→ Task details
Look through the data below and return each line where "Cytoscape" appears.

→ Dataset excerpts
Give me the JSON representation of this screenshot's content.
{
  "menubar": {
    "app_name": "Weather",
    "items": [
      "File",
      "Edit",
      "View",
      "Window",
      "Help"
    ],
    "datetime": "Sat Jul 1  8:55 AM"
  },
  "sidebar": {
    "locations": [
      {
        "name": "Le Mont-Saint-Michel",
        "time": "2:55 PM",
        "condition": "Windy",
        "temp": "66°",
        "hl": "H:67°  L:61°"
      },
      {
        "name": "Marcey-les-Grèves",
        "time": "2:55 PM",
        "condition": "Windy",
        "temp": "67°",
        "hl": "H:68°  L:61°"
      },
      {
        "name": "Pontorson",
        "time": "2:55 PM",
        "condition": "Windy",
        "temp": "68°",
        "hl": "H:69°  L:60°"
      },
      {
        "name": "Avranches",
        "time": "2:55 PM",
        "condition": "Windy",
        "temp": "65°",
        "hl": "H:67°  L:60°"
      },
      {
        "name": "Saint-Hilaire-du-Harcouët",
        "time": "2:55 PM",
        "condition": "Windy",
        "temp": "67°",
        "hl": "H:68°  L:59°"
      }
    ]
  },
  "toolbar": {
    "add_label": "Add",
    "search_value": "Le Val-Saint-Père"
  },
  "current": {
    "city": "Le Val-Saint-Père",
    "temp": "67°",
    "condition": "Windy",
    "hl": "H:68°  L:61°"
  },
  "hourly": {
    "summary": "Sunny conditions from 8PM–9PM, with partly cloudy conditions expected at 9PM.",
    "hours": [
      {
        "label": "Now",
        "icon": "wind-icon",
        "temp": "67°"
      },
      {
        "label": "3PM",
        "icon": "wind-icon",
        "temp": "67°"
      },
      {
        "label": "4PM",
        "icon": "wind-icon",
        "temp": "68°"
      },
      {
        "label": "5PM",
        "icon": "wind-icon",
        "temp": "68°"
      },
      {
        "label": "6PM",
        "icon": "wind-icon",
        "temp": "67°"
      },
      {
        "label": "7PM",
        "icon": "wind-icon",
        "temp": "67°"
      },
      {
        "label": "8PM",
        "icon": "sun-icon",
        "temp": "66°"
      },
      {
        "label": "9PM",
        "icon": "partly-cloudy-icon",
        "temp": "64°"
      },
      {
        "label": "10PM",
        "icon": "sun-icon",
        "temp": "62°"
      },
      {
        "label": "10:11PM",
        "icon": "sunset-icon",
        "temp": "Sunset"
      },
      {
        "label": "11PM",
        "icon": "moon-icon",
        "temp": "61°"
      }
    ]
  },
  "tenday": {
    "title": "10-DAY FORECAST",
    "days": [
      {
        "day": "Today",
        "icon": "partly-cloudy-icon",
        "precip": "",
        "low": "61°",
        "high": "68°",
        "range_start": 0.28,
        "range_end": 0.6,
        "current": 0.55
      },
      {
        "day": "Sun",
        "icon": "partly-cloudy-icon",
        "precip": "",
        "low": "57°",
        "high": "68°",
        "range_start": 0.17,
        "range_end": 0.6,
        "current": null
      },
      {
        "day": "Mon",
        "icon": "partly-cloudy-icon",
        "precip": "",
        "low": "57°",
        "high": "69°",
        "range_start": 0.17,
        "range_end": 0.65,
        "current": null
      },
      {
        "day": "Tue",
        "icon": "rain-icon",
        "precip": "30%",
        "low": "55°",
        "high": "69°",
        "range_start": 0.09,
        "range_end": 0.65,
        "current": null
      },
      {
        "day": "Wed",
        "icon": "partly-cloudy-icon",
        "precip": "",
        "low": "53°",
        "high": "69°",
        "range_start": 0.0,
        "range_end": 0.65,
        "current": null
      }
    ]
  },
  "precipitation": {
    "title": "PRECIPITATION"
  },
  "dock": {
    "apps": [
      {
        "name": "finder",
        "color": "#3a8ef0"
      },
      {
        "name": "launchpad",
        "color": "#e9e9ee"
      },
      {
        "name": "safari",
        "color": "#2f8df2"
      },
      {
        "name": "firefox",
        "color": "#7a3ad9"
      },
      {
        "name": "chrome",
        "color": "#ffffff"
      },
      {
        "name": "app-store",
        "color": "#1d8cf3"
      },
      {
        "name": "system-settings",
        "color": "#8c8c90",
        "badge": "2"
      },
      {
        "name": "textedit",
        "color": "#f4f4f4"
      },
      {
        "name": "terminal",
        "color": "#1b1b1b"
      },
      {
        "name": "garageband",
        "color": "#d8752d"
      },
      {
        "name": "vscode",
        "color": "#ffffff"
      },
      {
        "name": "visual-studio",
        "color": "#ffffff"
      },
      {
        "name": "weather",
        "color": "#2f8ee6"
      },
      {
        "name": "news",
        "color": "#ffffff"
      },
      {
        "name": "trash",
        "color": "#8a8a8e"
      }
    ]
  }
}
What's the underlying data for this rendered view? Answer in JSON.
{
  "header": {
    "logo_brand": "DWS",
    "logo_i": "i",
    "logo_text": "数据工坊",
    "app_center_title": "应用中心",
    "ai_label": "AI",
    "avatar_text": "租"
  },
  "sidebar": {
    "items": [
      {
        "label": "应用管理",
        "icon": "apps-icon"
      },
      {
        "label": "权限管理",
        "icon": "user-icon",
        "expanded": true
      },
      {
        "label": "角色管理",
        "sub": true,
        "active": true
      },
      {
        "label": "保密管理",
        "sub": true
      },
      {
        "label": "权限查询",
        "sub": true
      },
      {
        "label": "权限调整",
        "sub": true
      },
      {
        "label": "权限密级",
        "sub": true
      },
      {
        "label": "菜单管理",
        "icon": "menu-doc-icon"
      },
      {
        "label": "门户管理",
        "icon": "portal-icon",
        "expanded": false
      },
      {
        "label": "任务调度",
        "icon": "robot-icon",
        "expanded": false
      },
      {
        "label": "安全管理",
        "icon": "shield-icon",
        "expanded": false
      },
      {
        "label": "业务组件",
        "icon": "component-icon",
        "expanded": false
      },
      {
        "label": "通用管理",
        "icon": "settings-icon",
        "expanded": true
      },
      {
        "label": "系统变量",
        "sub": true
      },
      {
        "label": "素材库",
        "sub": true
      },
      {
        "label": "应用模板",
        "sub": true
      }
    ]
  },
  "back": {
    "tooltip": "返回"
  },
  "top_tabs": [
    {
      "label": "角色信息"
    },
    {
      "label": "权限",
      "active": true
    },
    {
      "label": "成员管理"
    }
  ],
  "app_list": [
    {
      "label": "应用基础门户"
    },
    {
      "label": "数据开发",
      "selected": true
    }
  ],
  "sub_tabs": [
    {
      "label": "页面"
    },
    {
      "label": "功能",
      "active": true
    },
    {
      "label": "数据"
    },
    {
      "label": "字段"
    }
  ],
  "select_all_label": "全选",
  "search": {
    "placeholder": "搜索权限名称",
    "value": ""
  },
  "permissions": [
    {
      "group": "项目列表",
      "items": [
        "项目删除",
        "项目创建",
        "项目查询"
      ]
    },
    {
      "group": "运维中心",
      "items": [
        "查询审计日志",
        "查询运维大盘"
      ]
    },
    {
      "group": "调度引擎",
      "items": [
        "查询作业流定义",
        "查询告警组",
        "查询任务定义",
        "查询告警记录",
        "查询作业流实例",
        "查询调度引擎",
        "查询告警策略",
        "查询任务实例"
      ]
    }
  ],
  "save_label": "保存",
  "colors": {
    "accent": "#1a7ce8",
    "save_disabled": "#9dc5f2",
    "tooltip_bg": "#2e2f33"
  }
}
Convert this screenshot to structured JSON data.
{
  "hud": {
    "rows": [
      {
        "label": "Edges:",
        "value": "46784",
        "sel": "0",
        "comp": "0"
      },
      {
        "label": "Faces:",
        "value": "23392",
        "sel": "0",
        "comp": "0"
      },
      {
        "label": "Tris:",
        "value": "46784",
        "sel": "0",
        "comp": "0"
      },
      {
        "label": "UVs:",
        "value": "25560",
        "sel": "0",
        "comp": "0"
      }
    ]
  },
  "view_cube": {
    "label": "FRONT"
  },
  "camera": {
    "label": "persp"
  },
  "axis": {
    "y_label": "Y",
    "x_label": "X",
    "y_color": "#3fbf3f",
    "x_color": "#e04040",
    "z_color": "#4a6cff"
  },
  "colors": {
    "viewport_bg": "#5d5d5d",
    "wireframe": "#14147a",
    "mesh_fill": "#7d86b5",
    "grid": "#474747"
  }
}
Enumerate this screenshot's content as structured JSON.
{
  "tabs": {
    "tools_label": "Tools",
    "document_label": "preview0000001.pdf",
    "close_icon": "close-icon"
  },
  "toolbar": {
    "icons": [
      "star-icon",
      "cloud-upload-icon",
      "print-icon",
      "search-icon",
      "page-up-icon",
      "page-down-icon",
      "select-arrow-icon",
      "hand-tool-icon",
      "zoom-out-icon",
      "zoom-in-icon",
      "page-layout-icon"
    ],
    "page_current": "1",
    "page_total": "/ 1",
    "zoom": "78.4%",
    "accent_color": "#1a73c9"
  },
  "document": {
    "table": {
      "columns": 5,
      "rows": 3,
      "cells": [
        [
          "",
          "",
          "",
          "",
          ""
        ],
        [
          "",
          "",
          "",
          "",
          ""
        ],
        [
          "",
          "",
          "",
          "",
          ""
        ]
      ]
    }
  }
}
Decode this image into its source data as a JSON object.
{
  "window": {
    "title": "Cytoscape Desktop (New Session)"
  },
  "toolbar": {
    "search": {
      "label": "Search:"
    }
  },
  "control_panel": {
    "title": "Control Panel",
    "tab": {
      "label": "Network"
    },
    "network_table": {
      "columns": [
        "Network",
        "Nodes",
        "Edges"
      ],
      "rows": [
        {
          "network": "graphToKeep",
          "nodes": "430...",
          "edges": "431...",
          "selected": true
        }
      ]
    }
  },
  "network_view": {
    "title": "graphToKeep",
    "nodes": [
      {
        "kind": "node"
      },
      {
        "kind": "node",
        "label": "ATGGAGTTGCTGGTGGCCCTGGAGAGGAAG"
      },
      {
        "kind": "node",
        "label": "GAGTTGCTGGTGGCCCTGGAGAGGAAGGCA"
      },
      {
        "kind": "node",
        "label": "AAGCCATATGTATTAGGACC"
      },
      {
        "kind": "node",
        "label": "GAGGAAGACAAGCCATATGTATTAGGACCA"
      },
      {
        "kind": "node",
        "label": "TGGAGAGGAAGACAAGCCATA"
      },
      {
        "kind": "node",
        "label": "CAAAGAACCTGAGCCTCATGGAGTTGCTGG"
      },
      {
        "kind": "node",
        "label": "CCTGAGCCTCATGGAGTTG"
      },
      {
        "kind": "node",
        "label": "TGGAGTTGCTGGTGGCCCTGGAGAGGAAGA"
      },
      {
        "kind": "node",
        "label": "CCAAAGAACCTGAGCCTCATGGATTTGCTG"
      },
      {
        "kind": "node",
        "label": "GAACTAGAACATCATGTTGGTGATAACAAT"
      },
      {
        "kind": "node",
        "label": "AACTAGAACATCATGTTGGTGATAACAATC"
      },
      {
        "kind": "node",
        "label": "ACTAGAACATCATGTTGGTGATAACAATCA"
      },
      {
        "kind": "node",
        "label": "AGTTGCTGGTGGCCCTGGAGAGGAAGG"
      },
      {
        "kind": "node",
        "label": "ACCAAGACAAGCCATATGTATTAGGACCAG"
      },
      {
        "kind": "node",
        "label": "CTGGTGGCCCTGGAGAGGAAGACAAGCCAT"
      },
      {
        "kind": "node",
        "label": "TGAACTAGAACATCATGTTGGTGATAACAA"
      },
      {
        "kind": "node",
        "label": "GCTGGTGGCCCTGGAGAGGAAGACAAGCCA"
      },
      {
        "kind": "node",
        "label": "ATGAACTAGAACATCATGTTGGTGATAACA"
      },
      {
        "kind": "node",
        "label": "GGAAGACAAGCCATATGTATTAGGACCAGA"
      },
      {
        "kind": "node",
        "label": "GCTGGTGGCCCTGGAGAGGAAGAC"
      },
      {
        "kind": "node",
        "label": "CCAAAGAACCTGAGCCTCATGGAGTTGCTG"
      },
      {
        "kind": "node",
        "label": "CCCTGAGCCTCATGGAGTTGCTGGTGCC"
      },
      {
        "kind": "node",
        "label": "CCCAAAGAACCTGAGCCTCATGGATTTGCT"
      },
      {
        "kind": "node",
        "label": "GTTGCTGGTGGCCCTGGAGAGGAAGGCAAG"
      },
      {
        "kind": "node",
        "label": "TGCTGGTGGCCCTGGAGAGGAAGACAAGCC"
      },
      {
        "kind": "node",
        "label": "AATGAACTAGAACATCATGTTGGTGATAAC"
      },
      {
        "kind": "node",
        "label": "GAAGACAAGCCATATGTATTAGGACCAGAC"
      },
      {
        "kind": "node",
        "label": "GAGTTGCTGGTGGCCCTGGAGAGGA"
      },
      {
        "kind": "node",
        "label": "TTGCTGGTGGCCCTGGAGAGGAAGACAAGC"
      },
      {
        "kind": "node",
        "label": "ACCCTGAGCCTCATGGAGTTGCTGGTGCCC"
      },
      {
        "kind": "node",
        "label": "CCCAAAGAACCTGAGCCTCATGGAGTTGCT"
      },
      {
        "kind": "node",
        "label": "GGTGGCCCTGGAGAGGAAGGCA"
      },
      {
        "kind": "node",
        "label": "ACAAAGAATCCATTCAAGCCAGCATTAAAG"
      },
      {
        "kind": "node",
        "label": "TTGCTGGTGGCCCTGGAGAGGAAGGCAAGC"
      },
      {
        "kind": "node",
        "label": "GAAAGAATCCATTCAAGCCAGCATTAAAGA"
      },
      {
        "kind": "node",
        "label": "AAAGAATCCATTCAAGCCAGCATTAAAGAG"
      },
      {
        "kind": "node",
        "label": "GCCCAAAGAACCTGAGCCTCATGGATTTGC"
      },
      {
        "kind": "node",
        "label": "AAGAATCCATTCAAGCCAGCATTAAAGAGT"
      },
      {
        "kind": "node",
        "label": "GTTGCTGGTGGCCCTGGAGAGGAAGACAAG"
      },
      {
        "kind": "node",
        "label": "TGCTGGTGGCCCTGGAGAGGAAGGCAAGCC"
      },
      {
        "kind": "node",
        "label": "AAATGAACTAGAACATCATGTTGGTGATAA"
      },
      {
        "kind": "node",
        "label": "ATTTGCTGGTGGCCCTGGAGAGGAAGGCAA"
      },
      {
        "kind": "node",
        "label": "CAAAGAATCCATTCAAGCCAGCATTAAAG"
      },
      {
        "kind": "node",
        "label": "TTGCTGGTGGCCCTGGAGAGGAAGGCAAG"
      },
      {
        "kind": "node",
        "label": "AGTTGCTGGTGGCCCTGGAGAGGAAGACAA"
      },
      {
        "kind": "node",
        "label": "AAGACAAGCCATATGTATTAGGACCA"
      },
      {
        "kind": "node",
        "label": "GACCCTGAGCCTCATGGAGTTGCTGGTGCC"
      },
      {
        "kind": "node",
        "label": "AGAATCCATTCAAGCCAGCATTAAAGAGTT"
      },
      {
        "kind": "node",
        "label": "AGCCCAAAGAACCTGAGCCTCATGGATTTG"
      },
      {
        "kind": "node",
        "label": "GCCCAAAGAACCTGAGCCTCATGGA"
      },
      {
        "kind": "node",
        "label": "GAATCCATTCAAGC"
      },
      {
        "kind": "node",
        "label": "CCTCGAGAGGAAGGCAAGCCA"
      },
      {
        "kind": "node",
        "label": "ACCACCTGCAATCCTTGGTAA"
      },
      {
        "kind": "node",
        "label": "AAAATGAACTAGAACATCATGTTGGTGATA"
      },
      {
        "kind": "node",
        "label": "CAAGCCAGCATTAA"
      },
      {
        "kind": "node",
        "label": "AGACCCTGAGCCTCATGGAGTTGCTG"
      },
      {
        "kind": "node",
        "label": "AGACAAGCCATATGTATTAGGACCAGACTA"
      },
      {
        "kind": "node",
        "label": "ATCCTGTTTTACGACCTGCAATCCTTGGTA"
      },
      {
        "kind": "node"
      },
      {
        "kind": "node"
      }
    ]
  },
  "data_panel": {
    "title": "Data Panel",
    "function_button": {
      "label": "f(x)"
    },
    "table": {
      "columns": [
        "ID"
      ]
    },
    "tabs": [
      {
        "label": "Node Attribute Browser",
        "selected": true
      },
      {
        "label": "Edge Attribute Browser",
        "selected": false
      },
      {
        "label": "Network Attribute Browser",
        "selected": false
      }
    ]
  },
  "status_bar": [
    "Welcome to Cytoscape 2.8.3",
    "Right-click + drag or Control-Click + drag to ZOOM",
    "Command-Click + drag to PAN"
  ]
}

→ Full answer
    "title": "Cytoscape Desktop (New Session)"
    "Welcome to Cytoscape 2.8.3",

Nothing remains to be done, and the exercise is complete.